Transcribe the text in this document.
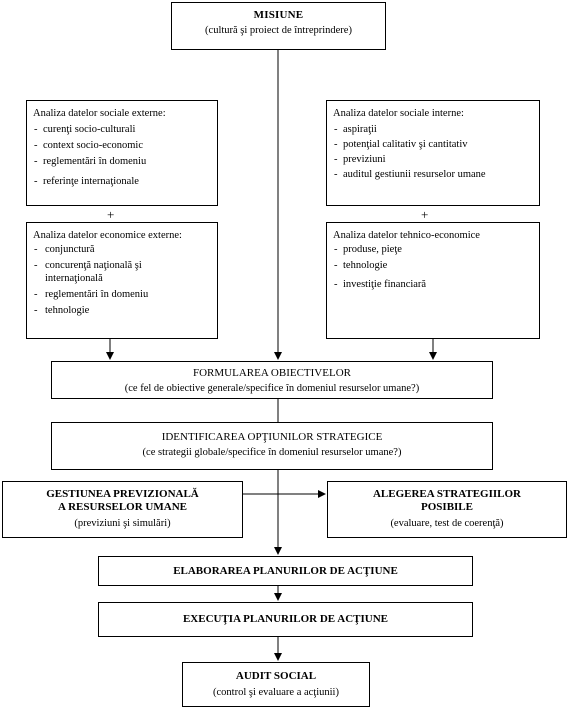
MISIUNE
(cultură şi proiect de întreprindere)
Analiza datelor sociale externe:
- curenţi socio-culturali
- context socio-economic
- reglementări în domeniu
- referinţe internaţionale
+
Analiza datelor sociale interne:
- aspiraţii
- potenţial calitativ şi cantitativ
- previziuni
- auditul gestiunii resurselor umane
+
Analiza datelor economice externe:
- conjunctură
- concurenţă naţională şi internaţională
- reglementări în domeniu
- tehnologie
Analiza datelor tehnico-economice
- produse, pieţe
- tehnologie
- investiţie financiară
FORMULAREA OBIECTIVELOR
(ce fel de obiective generale/specifice în domeniul resurselor umane?)
IDENTIFICAREA OPŢIUNILOR STRATEGICE
(ce strategii globale/specifice în domeniul resurselor umane?)
GESTIUNEA PREVIZIONALĂ
A RESURSELOR UMANE
(previziuni şi simulări)
ALEGEREA STRATEGIILOR
POSIBILE
(evaluare, test de coerenţă)
ELABORAREA PLANURILOR DE ACŢIUNE
EXECUŢIA PLANURILOR DE ACŢIUNE
AUDIT SOCIAL
(control şi evaluare a acţiunii)
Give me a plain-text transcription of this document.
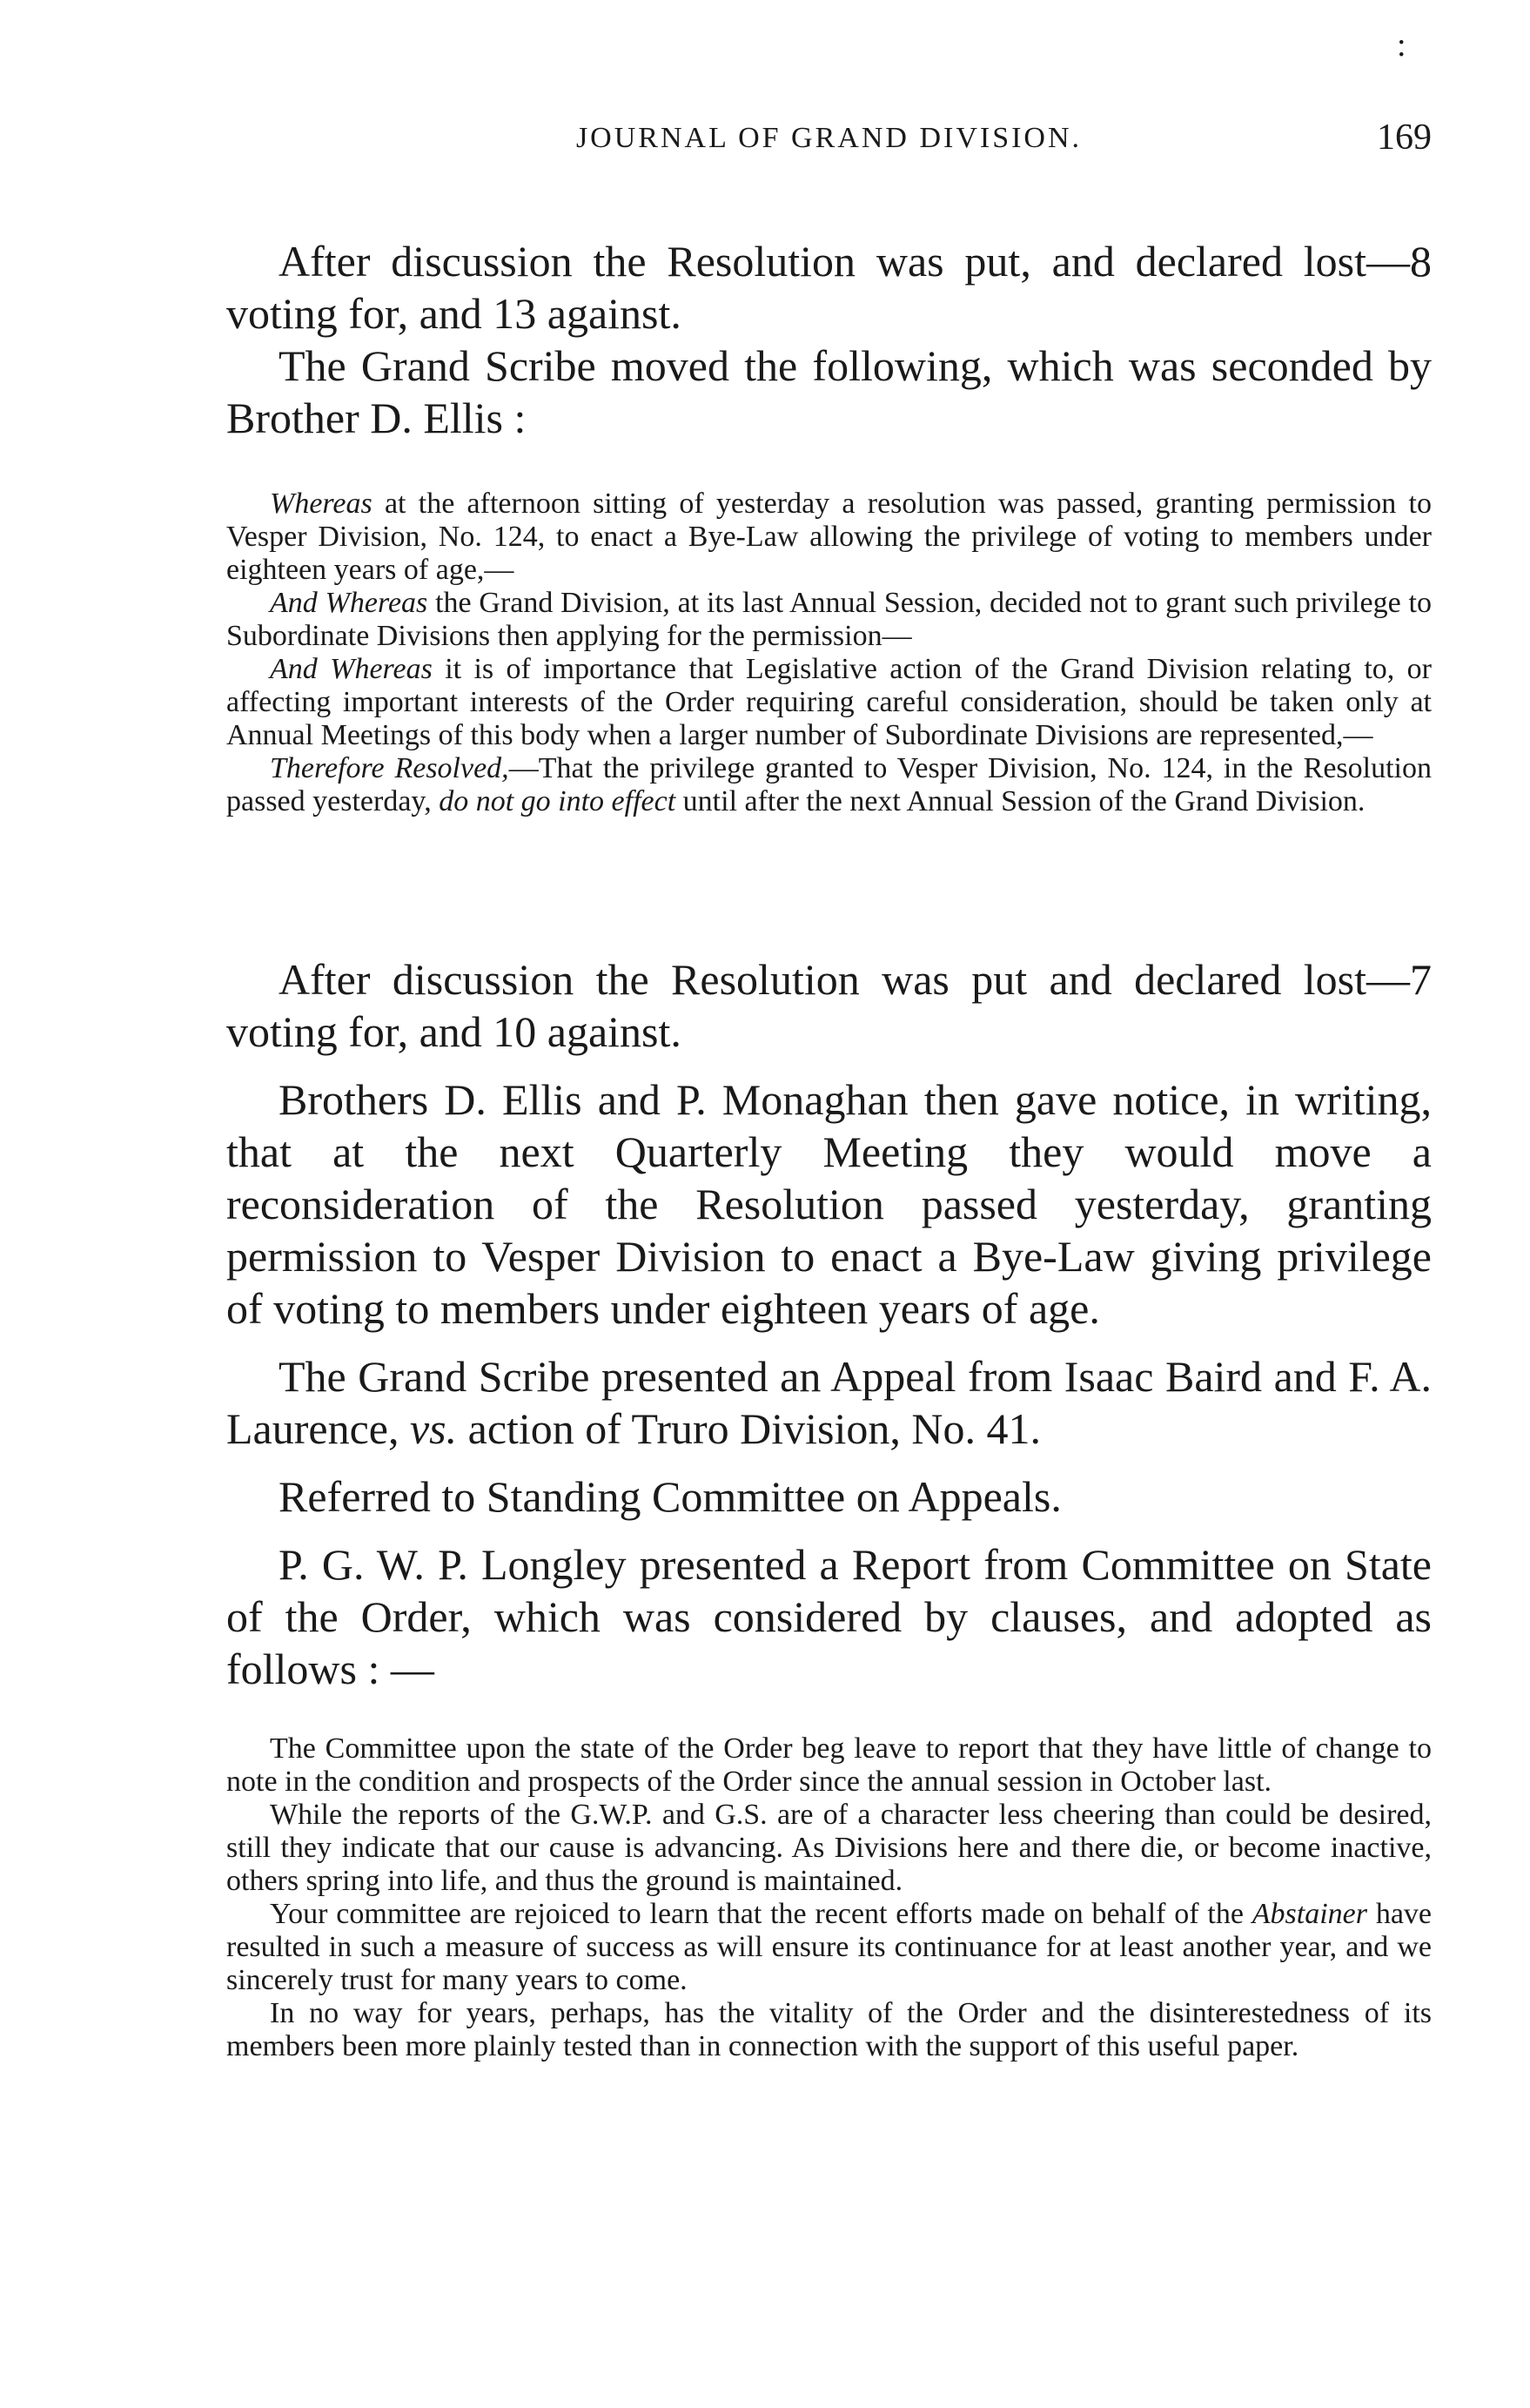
:
JOURNAL OF GRAND DIVISION.	169

After discussion the Resolution was put, and declared lost—8 voting for, and 13 against.

The Grand Scribe moved the following, which was seconded by Brother D. Ellis :

Whereas at the afternoon sitting of yesterday a resolution was passed, granting permission to Vesper Division, No. 124, to enact a Bye-Law allowing the privilege of voting to members under eighteen years of age,—

And Whereas the Grand Division, at its last Annual Session, decided not to grant such privilege to Subordinate Divisions then applying for the permission—

And Whereas it is of importance that Legislative action of the Grand Division relating to, or affecting important interests of the Order requiring careful consideration, should be taken only at Annual Meetings of this body when a larger number of Subordinate Divisions are represented,—

Therefore Resolved,—That the privilege granted to Vesper Division, No. 124, in the Resolution passed yesterday, do not go into effect until after the next Annual Session of the Grand Division.

After discussion the Resolution was put and declared lost—7 voting for, and 10 against.

Brothers D. Ellis and P. Monaghan then gave notice, in writing, that at the next Quarterly Meeting they would move a reconsideration of the Resolution passed yesterday, granting permission to Vesper Division to enact a Bye-Law giving privilege of voting to members under eighteen years of age.

The Grand Scribe presented an Appeal from Isaac Baird and F. A. Laurence, vs. action of Truro Division, No. 41.

Referred to Standing Committee on Appeals.

P. G. W. P. Longley presented a Report from Committee on State of the Order, which was considered by clauses, and adopted as follows : —

The Committee upon the state of the Order beg leave to report that they have little of change to note in the condition and prospects of the Order since the annual session in October last.

While the reports of the G.W.P. and G.S. are of a character less cheering than could be desired, still they indicate that our cause is advancing. As Divisions here and there die, or become inactive, others spring into life, and thus the ground is maintained.

Your committee are rejoiced to learn that the recent efforts made on behalf of the Abstainer have resulted in such a measure of success as will ensure its continuance for at least another year, and we sincerely trust for many years to come.

In no way for years, perhaps, has the vitality of the Order and the disinterestedness of its members been more plainly tested than in connection with the support of this useful paper.
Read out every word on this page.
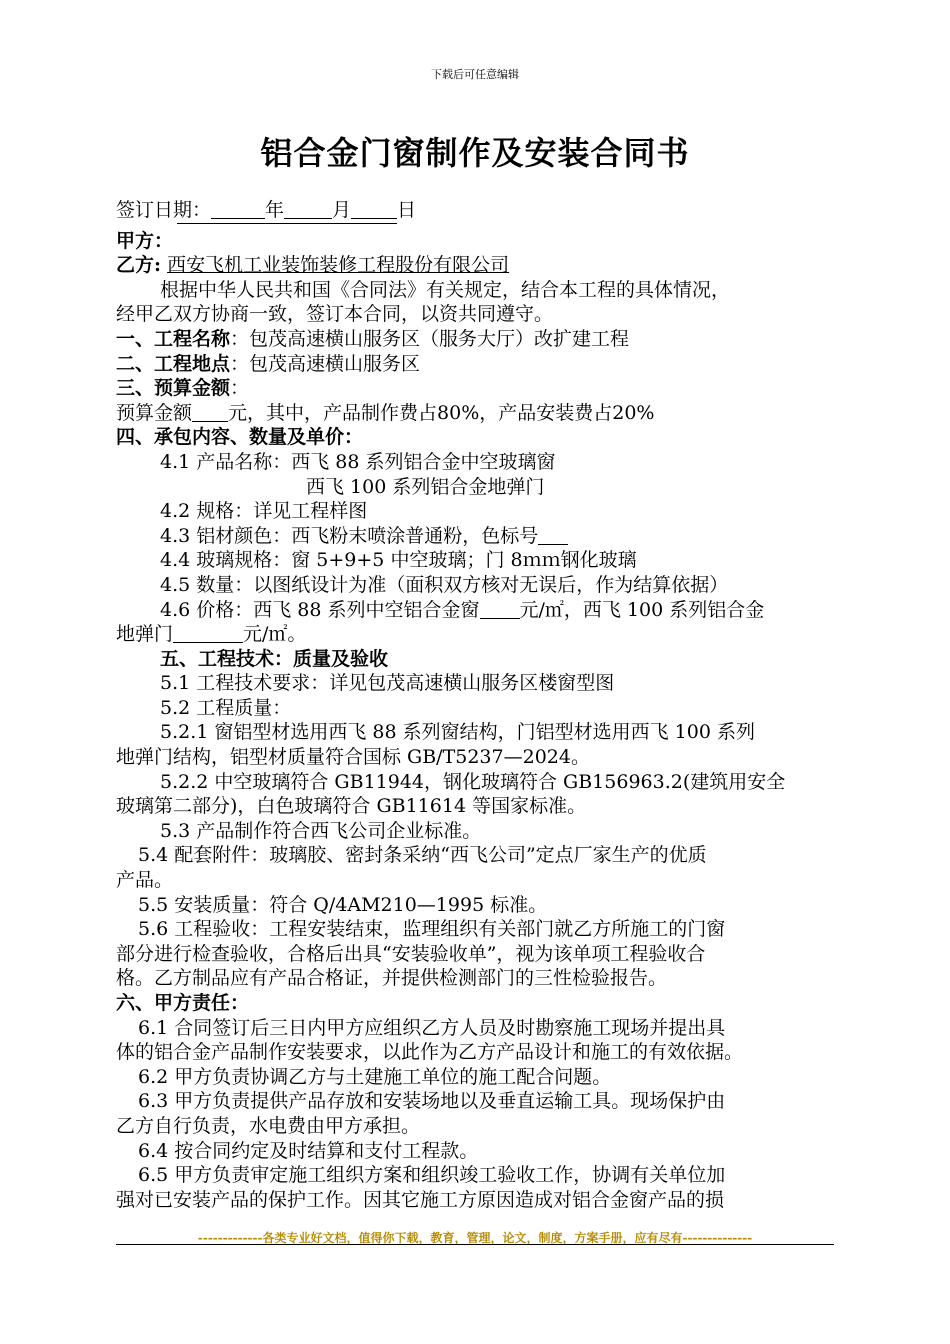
下载后可任意编辑
铝合金门窗制作及安装合同书

签订日期：	年	月 日

甲方：

乙方: 西安飞机工业装饰装修工程股份有限公司

根据中华人民共和国《合同法》有关规定，结合本工程的具体情况，

经甲乙双方协商一致，签订本合同，以资共同遵守。

一、工程名称：包茂高速横山服务区（服务大厅）改扩建工程

二、工程地点：包茂高速横山服务区

三、预算金额：

预算金额 元，其中，产品制作费占80%，产品安装费占20%

四、承包内容、数量及单价：

4.1 产品名称：西飞 88 系列铝合金中空玻璃窗

西飞 100 系列铝合金地弹门

4.2 规格：详见工程样图

4.3 铝材颜色：西飞粉末喷涂普通粉，色标号

4.4 玻璃规格：窗 5+9+5 中空玻璃；门 8ｍｍ钢化玻璃

4.5 数量：以图纸设计为准（面积双方核对无误后，作为结算依据）

4.6 价格：西飞 88 系列中空铝合金窗 元/㎡，西飞 100 系列铝合金

地弹门	元/㎡。

五、工程技术：质量及验收

5.1 工程技术要求：详见包茂高速横山服务区楼窗型图

5.2 工程质量：

5.2.1 窗铝型材选用西飞 88 系列窗结构，门铝型材选用西飞 100 系列

地弹门结构，铝型材质量符合国标 GB/T5237—2024。

5.2.2 中空玻璃符合 GB11944，钢化玻璃符合 GB156963.2(建筑用安全

玻璃第二部分)，白色玻璃符合 GB11614 等国家标准。

5.3 产品制作符合西飞公司企业标准。

5.4 配套附件：玻璃胶、密封条采纳“西飞公司”定点厂家生产的优质

产品。

5.5 安装质量：符合 Q/4AM210—1995 标准。

5.6 工程验收：工程安装结束，监理组织有关部门就乙方所施工的门窗

部分进行检查验收，合格后出具“安装验收单”，视为该单项工程验收合

格。乙方制品应有产品合格证，并提供检测部门的三性检验报告。

六、甲方责任：

6.1 合同签订后三日内甲方应组织乙方人员及时勘察施工现场并提出具

体的铝合金产品制作安装要求，以此作为乙方产品设计和施工的有效依据。

6.2 甲方负责协调乙方与土建施工单位的施工配合问题。

6.3 甲方负责提供产品存放和安装场地以及垂直运输工具。现场保护由

乙方自行负责，水电费由甲方承担。

6.4 按合同约定及时结算和支付工程款。

6.5 甲方负责审定施工组织方案和组织竣工验收工作，协调有关单位加

强对已安装产品的保护工作。因其它施工方原因造成对铝合金窗产品的损

-------------各类专业好文档，值得你下载，教育，管理，论文，制度，方案手册，应有尽有--------------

§ **WRITTEN PROBLEM**
Drop the images and quote the entries word for word.

§ **ANSWER TO THIS EXERCISE**
Transcribe the text in this document.
MISIUNE
(cultură şi proiect de întreprindere)
Analiza datelor sociale externe:
- curenţi socio-culturali
- context socio-economic
- reglementări în domeniu
- referinţe internaţionale
+
Analiza datelor sociale interne:
- aspiraţii
- potenţial calitativ şi cantitativ
- previziuni
- auditul gestiunii resurselor umane
+
Analiza datelor economice externe:
- conjunctură
- concurenţă naţională şi internaţională
- reglementări în domeniu
- tehnologie
Analiza datelor tehnico-economice
- produse, pieţe
- tehnologie
- investiţie financiară
FORMULAREA OBIECTIVELOR
(ce fel de obiective generale/specifice în domeniul resurselor umane?)
IDENTIFICAREA OPŢIUNILOR STRATEGICE
(ce strategii globale/specifice în domeniul resurselor umane?)
GESTIUNEA PREVIZIONALĂ
A RESURSELOR UMANE
(previziuni şi simulări)
ALEGEREA STRATEGIILOR
POSIBILE
(evaluare, test de coerenţă)
ELABORAREA PLANURILOR DE ACŢIUNE
EXECUŢIA PLANURILOR DE ACŢIUNE
AUDIT SOCIAL
(control şi evaluare a acţiunii)
Give me a plain-text transcription of this document.
:
JOURNAL OF GRAND DIVISION.	169

After discussion the Resolution was put, and declared lost—8 voting for, and 13 against.

The Grand Scribe moved the following, which was seconded by Brother D. Ellis :

Whereas at the afternoon sitting of yesterday a resolution was passed, granting permission to Vesper Division, No. 124, to enact a Bye-Law allowing the privilege of voting to members under eighteen years of age,—

And Whereas the Grand Division, at its last Annual Session, decided not to grant such privilege to Subordinate Divisions then applying for the permission—

And Whereas it is of importance that Legislative action of the Grand Division relating to, or affecting important interests of the Order requiring careful consideration, should be taken only at Annual Meetings of this body when a larger number of Subordinate Divisions are represented,—

Therefore Resolved,—That the privilege granted to Vesper Division, No. 124, in the Resolution passed yesterday, do not go into effect until after the next Annual Session of the Grand Division.

After discussion the Resolution was put and declared lost—7 voting for, and 10 against.

Brothers D. Ellis and P. Monaghan then gave notice, in writing, that at the next Quarterly Meeting they would move a reconsideration of the Resolution passed yesterday, granting permission to Vesper Division to enact a Bye-Law giving privilege of voting to members under eighteen years of age.

The Grand Scribe presented an Appeal from Isaac Baird and F. A. Laurence, vs. action of Truro Division, No. 41.

Referred to Standing Committee on Appeals.

P. G. W. P. Longley presented a Report from Committee on State of the Order, which was considered by clauses, and adopted as follows : —

The Committee upon the state of the Order beg leave to report that they have little of change to note in the condition and prospects of the Order since the annual session in October last.

While the reports of the G.W.P. and G.S. are of a character less cheering than could be desired, still they indicate that our cause is advancing. As Divisions here and there die, or become inactive, others spring into life, and thus the ground is maintained.

Your committee are rejoiced to learn that the recent efforts made on behalf of the Abstainer have resulted in such a measure of success as will ensure its continuance for at least another year, and we sincerely trust for many years to come.

In no way for years, perhaps, has the vitality of the Order and the disinterestedness of its members been more plainly tested than in connection with the support of this useful paper.
Read out every word on this page.
下载后可任意编辑
铝合金门窗制作及安装合同书

签订日期：	年	月 日

甲方：

乙方: 西安飞机工业装饰装修工程股份有限公司

根据中华人民共和国《合同法》有关规定，结合本工程的具体情况，

经甲乙双方协商一致，签订本合同，以资共同遵守。

一、工程名称：包茂高速横山服务区（服务大厅）改扩建工程

二、工程地点：包茂高速横山服务区

三、预算金额：

预算金额 元，其中，产品制作费占80%，产品安装费占20%

四、承包内容、数量及单价：

4.1 产品名称：西飞 88 系列铝合金中空玻璃窗

西飞 100 系列铝合金地弹门

4.2 规格：详见工程样图

4.3 铝材颜色：西飞粉末喷涂普通粉，色标号

4.4 玻璃规格：窗 5+9+5 中空玻璃；门 8ｍｍ钢化玻璃

4.5 数量：以图纸设计为准（面积双方核对无误后，作为结算依据）

4.6 价格：西飞 88 系列中空铝合金窗 元/㎡，西飞 100 系列铝合金

地弹门	元/㎡。

五、工程技术：质量及验收

5.1 工程技术要求：详见包茂高速横山服务区楼窗型图

5.2 工程质量：

5.2.1 窗铝型材选用西飞 88 系列窗结构，门铝型材选用西飞 100 系列

地弹门结构，铝型材质量符合国标 GB/T5237—2024。

5.2.2 中空玻璃符合 GB11944，钢化玻璃符合 GB156963.2(建筑用安全

玻璃第二部分)，白色玻璃符合 GB11614 等国家标准。

5.3 产品制作符合西飞公司企业标准。

5.4 配套附件：玻璃胶、密封条采纳“西飞公司”定点厂家生产的优质

产品。

5.5 安装质量：符合 Q/4AM210—1995 标准。

5.6 工程验收：工程安装结束，监理组织有关部门就乙方所施工的门窗

部分进行检查验收，合格后出具“安装验收单”，视为该单项工程验收合

格。乙方制品应有产品合格证，并提供检测部门的三性检验报告。

六、甲方责任：

6.1 合同签订后三日内甲方应组织乙方人员及时勘察施工现场并提出具

体的铝合金产品制作安装要求，以此作为乙方产品设计和施工的有效依据。

6.2 甲方负责协调乙方与土建施工单位的施工配合问题。

6.3 甲方负责提供产品存放和安装场地以及垂直运输工具。现场保护由

乙方自行负责，水电费由甲方承担。

6.4 按合同约定及时结算和支付工程款。

6.5 甲方负责审定施工组织方案和组织竣工验收工作，协调有关单位加

强对已安装产品的保护工作。因其它施工方原因造成对铝合金窗产品的损

-------------各类专业好文档，值得你下载，教育，管理，论文，制度，方案手册，应有尽有--------------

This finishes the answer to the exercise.